## Exercise directions
Transcribe every entry below word for word, but skip the pictures.
--- start of Data to use ---
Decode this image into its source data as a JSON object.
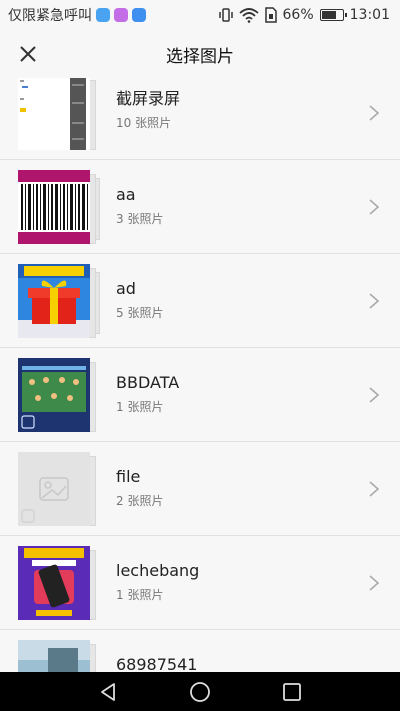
{
  "status_bar": {
    "carrier_text": "仅限紧急呼叫",
    "battery_percent_text": "66%",
    "battery_level": 0.66,
    "time": "13:01",
    "icons": [
      "vibrate-icon",
      "wifi-icon",
      "sim-icon",
      "battery-icon"
    ],
    "app_badges": [
      {
        "name": "chat-badge",
        "color": "#4aa3f0"
      },
      {
        "name": "gallery-badge",
        "color": "#c36ee6"
      },
      {
        "name": "heart-badge",
        "color": "#3f8ff0"
      }
    ]
  },
  "header": {
    "title": "选择图片",
    "close_icon": "close-icon"
  },
  "albums": [
    {
      "name": "截屏录屏",
      "count": "10 张照片",
      "thumb": "screenshot"
    },
    {
      "name": "aa",
      "count": "3 张照片",
      "thumb": "barcode"
    },
    {
      "name": "ad",
      "count": "5 张照片",
      "thumb": "gift"
    },
    {
      "name": "BBDATA",
      "count": "1 张照片",
      "thumb": "team"
    },
    {
      "name": "file",
      "count": "2 张照片",
      "thumb": "placeholder"
    },
    {
      "name": "lechebang",
      "count": "1 张照片",
      "thumb": "promo"
    },
    {
      "name": "68987541",
      "count": "",
      "thumb": "photo"
    }
  ],
  "nav_bar": {
    "back_icon": "back-triangle-icon",
    "home_icon": "home-circle-icon",
    "recent_icon": "recent-square-icon"
  },
  "colors": {
    "background": "#f7f7f7",
    "divider": "#e2e2e2",
    "nav_bar": "#000000"
  }
}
--- end of Data to use ---
## Solution for this problem
Decode this image into its source data as a JSON object.
{
  "status_bar": {
    "carrier_text": "仅限紧急呼叫",
    "battery_percent_text": "66%",
    "battery_level": 0.66,
    "time": "13:01",
    "icons": [
      "vibrate-icon",
      "wifi-icon",
      "sim-icon",
      "battery-icon"
    ],
    "app_badges": [
      {
        "name": "chat-badge",
        "color": "#4aa3f0"
      },
      {
        "name": "gallery-badge",
        "color": "#c36ee6"
      },
      {
        "name": "heart-badge",
        "color": "#3f8ff0"
      }
    ]
  },
  "header": {
    "title": "选择图片",
    "close_icon": "close-icon"
  },
  "albums": [
    {
      "name": "截屏录屏",
      "count": "10 张照片",
      "thumb": "screenshot"
    },
    {
      "name": "aa",
      "count": "3 张照片",
      "thumb": "barcode"
    },
    {
      "name": "ad",
      "count": "5 张照片",
      "thumb": "gift"
    },
    {
      "name": "BBDATA",
      "count": "1 张照片",
      "thumb": "team"
    },
    {
      "name": "file",
      "count": "2 张照片",
      "thumb": "placeholder"
    },
    {
      "name": "lechebang",
      "count": "1 张照片",
      "thumb": "promo"
    },
    {
      "name": "68987541",
      "count": "",
      "thumb": "photo"
    }
  ],
  "nav_bar": {
    "back_icon": "back-triangle-icon",
    "home_icon": "home-circle-icon",
    "recent_icon": "recent-square-icon"
  },
  "colors": {
    "background": "#f7f7f7",
    "divider": "#e2e2e2",
    "nav_bar": "#000000"
  }
}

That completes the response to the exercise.